- INPUT -
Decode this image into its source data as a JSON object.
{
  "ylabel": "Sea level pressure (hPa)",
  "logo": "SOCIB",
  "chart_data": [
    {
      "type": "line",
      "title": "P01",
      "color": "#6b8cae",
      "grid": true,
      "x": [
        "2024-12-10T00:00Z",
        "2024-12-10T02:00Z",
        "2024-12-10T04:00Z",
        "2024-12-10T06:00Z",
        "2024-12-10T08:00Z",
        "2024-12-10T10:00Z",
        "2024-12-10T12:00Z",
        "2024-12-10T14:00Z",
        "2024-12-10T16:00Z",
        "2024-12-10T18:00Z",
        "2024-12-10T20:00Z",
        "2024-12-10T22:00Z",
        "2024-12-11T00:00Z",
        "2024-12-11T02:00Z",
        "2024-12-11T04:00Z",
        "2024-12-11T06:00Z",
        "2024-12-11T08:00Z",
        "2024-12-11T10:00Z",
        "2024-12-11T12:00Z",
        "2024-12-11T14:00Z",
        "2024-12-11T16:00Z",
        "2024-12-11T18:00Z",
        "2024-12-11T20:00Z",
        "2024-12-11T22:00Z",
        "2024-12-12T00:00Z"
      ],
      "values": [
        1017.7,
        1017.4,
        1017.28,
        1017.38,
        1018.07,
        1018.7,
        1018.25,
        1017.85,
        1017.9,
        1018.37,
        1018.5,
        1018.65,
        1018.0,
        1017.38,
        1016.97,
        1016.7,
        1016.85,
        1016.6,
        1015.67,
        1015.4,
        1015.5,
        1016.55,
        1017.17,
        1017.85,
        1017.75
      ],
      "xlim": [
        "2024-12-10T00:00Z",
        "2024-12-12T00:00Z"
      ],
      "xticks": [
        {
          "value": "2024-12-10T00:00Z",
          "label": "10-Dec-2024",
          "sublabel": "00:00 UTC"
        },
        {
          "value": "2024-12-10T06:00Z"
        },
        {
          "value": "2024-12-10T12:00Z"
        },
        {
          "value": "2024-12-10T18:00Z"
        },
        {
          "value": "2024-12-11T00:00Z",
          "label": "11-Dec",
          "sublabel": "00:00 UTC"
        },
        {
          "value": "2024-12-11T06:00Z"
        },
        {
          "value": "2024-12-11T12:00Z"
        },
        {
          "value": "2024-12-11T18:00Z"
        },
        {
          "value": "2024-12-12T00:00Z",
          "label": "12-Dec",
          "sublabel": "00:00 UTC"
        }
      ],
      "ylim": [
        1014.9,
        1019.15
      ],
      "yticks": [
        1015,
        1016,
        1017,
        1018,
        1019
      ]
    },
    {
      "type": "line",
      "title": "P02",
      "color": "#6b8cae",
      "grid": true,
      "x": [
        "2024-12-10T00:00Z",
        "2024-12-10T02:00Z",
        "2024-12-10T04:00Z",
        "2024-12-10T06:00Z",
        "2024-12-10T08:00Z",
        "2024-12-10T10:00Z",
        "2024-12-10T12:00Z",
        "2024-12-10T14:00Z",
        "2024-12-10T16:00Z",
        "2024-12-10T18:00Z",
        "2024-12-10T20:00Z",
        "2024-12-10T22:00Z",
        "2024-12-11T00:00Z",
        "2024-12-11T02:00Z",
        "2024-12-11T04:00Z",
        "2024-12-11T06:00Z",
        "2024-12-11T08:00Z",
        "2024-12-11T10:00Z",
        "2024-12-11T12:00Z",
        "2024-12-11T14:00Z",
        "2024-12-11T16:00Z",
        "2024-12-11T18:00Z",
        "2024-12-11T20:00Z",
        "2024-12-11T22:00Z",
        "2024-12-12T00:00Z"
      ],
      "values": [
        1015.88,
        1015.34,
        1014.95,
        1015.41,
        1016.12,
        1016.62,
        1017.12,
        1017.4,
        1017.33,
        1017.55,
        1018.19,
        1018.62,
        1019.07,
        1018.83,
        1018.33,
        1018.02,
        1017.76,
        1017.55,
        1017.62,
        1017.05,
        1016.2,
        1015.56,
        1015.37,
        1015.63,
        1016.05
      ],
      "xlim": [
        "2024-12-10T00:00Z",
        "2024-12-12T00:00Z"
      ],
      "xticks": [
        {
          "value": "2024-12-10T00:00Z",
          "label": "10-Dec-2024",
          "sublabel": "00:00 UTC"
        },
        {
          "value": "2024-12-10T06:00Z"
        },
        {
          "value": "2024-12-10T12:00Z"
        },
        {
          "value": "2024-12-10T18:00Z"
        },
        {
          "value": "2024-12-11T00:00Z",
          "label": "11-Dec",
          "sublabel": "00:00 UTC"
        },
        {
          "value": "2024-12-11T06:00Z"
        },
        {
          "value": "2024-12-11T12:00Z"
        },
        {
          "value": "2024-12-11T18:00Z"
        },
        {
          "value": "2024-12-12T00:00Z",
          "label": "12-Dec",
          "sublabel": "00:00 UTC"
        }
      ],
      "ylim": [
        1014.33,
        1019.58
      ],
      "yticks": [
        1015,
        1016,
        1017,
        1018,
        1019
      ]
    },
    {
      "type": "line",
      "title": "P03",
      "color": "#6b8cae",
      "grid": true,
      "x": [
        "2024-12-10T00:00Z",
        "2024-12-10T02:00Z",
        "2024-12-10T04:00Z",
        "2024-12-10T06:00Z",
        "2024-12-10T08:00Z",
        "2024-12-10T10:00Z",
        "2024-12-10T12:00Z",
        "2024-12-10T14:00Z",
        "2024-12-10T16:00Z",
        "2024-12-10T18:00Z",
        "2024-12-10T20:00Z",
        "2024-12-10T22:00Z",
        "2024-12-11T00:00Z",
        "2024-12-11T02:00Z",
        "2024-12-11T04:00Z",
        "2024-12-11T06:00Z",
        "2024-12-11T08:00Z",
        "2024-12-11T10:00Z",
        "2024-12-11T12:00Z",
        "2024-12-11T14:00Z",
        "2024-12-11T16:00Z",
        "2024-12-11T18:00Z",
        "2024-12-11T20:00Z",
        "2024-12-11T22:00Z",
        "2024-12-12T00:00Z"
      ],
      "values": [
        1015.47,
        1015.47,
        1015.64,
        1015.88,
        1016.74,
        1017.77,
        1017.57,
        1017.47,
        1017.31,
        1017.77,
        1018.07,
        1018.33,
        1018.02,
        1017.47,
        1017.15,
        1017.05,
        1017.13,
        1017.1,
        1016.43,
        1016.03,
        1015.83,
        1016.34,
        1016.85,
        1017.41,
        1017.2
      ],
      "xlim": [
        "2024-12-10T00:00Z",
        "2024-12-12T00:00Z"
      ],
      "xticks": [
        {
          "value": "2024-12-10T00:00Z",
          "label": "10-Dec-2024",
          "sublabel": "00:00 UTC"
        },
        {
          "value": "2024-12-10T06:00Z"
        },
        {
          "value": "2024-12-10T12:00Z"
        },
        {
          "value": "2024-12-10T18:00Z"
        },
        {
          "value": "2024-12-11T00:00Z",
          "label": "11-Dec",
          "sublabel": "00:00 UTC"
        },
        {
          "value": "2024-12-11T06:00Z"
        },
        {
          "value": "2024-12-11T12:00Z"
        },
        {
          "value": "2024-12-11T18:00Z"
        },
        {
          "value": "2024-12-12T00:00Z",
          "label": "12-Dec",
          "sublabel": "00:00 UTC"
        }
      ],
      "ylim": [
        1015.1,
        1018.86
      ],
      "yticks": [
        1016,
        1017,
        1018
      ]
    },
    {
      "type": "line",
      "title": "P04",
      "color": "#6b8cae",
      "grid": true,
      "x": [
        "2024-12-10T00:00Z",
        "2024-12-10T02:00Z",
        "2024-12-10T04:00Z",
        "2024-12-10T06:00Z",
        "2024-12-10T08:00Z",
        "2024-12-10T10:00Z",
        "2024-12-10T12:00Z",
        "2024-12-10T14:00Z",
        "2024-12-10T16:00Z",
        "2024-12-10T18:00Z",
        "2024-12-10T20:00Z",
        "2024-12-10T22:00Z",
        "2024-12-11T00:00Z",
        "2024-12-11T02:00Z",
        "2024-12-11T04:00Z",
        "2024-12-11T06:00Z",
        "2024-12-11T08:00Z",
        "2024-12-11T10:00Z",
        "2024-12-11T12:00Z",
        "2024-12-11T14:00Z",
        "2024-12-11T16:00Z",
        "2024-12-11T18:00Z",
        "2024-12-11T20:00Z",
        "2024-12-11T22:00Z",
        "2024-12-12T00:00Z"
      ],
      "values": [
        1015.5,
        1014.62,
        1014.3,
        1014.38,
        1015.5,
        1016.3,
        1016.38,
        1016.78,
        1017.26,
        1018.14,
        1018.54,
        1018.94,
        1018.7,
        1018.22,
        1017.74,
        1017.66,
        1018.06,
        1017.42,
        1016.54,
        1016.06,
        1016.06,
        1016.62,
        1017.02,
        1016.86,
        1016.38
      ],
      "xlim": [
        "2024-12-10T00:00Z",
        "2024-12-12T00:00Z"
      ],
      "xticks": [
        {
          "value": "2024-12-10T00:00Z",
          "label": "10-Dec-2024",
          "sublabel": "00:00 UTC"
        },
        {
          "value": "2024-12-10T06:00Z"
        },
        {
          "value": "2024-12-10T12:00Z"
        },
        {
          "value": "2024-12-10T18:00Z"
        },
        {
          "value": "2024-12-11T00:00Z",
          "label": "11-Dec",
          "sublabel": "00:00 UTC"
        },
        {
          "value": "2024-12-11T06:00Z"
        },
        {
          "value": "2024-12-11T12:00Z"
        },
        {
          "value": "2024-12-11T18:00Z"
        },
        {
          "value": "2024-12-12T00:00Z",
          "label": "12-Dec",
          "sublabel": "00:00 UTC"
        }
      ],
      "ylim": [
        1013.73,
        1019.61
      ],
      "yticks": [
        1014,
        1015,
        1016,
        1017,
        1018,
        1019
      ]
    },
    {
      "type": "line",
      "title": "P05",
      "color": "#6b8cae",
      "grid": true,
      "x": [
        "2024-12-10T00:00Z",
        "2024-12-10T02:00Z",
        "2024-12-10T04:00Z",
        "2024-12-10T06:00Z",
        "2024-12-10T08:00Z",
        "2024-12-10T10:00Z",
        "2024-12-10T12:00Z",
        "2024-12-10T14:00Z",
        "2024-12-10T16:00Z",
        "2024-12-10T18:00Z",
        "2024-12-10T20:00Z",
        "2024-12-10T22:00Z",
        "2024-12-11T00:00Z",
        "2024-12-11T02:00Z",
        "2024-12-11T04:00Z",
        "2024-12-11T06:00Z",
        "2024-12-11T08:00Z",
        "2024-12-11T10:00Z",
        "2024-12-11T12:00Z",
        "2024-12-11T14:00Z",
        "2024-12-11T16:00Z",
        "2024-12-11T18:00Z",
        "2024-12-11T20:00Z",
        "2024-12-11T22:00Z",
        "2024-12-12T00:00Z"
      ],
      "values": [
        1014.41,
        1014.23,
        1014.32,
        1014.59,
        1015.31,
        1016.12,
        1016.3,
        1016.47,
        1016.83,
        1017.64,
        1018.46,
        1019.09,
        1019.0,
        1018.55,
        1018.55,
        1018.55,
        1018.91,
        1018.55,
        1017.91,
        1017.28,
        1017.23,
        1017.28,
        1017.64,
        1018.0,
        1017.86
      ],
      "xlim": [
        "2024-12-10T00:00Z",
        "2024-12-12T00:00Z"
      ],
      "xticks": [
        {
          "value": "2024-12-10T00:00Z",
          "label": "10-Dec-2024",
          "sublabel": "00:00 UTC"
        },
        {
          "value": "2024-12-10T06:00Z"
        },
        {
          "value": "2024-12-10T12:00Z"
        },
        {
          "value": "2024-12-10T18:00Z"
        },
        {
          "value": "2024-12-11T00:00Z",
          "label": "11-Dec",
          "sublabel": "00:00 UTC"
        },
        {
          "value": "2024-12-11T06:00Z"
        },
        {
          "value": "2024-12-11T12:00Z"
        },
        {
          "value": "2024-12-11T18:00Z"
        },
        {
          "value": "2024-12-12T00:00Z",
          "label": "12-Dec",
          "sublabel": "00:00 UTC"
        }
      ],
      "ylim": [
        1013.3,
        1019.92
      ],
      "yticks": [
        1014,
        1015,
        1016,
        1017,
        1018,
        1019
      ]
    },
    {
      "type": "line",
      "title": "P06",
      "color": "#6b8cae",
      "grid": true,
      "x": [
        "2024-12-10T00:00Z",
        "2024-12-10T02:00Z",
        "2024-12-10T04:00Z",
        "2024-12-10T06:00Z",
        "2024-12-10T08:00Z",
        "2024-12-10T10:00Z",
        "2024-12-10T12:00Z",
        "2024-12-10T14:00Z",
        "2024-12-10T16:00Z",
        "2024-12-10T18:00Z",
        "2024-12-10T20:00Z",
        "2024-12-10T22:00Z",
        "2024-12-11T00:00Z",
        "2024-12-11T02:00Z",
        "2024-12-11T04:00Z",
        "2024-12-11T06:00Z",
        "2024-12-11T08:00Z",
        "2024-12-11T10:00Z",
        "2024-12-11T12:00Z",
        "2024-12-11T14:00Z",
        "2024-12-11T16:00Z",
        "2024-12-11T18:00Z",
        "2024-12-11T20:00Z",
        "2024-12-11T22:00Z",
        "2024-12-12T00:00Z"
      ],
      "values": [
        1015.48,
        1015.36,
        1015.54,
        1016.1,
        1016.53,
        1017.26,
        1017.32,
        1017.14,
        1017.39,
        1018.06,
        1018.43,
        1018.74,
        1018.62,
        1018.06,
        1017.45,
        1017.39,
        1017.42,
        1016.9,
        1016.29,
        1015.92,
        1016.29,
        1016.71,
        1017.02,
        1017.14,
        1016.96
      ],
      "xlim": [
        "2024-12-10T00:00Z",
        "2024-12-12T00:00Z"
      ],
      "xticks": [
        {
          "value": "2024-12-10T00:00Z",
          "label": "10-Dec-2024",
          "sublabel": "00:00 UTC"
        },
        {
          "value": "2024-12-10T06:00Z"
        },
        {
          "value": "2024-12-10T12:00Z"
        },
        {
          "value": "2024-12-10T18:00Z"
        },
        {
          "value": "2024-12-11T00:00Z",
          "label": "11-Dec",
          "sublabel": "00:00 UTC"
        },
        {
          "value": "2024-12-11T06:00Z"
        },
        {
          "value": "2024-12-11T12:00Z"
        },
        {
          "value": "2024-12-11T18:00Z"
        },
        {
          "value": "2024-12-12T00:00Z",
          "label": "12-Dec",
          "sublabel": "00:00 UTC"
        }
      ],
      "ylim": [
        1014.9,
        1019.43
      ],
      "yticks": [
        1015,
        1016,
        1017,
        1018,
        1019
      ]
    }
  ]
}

- TASK PROMPT -
Tally up the lines with the word "title" in them, and answer with that number by itself.

- RESULT OF THIS EXERCISE -
6